--- start ---

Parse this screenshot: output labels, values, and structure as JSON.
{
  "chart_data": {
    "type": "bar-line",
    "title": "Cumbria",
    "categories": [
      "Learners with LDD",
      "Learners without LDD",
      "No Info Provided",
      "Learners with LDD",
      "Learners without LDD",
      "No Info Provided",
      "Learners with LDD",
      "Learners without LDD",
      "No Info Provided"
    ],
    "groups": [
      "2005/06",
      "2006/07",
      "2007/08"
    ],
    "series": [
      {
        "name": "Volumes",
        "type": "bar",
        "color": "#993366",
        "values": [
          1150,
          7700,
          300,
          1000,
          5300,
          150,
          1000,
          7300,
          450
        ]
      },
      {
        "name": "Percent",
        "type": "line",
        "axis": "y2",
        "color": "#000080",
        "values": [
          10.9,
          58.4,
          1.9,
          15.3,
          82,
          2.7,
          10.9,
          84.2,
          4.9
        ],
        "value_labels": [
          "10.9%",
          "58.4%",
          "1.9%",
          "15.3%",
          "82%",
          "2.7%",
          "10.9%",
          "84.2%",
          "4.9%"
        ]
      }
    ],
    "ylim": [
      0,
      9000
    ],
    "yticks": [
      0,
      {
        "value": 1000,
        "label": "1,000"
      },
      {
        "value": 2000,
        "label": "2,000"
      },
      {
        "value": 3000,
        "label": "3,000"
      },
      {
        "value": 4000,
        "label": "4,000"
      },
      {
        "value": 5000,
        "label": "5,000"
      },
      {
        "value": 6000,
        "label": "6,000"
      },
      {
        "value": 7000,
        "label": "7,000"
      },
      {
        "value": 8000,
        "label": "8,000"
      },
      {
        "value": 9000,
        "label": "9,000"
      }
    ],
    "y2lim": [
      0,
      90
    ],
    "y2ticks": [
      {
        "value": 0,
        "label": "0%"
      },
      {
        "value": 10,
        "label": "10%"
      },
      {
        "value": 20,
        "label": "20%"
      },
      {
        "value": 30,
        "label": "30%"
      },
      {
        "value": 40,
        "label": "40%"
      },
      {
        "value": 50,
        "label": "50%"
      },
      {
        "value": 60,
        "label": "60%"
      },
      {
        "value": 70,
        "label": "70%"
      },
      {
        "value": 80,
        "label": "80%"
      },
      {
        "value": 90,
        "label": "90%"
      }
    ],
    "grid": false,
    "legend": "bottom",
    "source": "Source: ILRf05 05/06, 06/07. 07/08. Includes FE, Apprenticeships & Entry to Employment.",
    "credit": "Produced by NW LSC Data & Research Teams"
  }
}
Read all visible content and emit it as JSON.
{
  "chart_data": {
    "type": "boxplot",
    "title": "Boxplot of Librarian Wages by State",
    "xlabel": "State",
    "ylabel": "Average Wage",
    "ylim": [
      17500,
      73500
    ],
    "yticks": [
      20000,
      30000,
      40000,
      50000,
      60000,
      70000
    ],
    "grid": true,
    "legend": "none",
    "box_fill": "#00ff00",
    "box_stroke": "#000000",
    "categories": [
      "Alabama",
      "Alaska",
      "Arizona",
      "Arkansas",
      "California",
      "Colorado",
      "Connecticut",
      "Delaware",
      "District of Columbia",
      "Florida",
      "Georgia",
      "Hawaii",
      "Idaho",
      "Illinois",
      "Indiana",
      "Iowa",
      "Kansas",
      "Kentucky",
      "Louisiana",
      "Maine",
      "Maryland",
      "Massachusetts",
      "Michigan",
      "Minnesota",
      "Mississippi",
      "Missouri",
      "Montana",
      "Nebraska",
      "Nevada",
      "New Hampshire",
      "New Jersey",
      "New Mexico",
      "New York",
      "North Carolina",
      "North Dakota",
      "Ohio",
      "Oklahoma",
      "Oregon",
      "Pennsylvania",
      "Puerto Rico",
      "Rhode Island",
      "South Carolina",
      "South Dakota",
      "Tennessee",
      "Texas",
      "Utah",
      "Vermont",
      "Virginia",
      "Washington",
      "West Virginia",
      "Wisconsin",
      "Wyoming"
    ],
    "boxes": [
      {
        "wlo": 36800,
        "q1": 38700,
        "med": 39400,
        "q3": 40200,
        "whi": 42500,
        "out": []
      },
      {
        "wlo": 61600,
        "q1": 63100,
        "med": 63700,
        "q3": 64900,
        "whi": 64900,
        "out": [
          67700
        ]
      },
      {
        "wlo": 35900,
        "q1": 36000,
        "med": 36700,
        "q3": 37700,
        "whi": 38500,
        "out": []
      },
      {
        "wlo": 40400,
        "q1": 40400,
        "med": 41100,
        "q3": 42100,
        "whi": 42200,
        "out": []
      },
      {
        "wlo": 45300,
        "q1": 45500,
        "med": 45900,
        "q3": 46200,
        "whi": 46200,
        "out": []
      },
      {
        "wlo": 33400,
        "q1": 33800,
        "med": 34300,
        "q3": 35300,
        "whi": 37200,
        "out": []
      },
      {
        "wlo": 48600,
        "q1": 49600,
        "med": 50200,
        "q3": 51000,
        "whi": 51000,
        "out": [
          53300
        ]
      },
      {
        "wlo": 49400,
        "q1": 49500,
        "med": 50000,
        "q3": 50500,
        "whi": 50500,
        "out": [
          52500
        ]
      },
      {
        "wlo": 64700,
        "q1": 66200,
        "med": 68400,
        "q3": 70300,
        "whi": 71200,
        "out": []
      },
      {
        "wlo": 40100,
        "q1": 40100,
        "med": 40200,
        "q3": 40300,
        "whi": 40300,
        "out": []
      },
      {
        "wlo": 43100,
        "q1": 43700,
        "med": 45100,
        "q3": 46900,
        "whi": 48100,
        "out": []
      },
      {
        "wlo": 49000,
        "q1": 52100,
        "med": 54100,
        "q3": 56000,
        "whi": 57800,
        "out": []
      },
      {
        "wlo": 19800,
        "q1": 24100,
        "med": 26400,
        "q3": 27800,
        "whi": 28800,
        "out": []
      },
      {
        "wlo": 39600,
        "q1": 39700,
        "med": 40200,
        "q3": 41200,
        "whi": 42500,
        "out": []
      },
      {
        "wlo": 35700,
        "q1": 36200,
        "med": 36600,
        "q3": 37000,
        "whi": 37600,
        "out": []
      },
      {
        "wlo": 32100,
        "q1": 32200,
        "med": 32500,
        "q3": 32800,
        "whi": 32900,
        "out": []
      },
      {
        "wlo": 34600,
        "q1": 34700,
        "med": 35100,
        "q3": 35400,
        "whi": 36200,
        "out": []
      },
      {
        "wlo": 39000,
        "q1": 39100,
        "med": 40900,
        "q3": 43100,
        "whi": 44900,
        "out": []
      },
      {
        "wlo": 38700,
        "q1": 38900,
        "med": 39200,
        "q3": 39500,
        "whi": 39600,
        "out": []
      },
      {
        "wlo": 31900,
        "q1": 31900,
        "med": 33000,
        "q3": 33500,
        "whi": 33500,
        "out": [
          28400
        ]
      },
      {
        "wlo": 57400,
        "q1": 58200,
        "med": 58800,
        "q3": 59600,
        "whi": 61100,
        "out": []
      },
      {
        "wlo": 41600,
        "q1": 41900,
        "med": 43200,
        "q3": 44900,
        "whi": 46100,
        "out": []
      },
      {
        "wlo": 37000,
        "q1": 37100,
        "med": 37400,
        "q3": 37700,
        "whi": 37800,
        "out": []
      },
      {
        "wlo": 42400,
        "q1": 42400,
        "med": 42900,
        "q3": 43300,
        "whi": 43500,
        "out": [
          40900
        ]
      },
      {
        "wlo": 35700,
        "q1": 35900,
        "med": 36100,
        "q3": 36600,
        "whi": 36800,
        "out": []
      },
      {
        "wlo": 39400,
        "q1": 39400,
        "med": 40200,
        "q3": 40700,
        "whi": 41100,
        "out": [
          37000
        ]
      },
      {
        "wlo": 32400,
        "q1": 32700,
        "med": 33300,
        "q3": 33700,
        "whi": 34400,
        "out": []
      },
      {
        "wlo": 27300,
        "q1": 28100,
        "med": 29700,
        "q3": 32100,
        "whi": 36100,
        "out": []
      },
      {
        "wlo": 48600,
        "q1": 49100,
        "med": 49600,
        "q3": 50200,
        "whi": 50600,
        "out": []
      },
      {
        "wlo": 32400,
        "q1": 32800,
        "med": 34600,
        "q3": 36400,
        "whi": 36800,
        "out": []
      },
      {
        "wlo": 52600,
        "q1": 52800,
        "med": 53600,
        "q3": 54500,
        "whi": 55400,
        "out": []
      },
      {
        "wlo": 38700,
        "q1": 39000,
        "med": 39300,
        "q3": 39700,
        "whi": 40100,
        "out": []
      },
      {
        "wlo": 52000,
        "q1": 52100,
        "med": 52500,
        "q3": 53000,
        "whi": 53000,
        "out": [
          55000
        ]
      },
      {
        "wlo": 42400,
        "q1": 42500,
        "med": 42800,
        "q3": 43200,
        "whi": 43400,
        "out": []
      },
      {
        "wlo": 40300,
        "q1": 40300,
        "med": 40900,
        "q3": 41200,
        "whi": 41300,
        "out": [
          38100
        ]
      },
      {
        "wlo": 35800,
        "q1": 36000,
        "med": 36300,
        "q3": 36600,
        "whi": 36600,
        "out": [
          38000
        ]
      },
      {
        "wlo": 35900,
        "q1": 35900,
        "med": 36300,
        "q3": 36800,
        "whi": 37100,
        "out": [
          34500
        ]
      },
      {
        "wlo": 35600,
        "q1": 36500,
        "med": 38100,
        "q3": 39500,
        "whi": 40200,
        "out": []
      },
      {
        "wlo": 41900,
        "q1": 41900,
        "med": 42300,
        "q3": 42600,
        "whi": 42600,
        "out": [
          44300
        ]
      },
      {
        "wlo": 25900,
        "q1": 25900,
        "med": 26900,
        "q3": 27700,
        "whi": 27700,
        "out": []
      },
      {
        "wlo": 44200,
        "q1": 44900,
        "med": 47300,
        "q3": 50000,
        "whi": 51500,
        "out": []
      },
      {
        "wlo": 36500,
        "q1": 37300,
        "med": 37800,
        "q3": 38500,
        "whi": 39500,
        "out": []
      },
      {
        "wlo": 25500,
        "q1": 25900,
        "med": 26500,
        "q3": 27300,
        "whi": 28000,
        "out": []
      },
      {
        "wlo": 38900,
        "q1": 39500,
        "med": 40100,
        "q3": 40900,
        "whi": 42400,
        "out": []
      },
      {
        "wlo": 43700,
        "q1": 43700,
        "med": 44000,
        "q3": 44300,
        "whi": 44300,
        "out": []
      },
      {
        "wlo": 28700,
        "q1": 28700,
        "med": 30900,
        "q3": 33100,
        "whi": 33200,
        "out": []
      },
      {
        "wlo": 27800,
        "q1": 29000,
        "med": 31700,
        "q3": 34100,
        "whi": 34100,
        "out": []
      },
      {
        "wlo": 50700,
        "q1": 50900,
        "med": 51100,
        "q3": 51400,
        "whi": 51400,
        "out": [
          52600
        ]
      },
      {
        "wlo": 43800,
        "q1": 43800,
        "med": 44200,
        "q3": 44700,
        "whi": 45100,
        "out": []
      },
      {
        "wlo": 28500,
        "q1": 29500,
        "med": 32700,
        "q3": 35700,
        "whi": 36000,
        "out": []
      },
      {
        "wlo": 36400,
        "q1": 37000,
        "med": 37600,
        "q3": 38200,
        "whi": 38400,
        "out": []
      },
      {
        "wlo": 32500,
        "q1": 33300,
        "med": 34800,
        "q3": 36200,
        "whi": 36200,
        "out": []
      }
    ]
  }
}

--- end ---

WHAT TO WORK ON: Go through the entries above and copy every line containing "State".

ANSWER TO THE EXERCISE:
    "title": "Boxplot of Librarian Wages by State",
    "xlabel": "State",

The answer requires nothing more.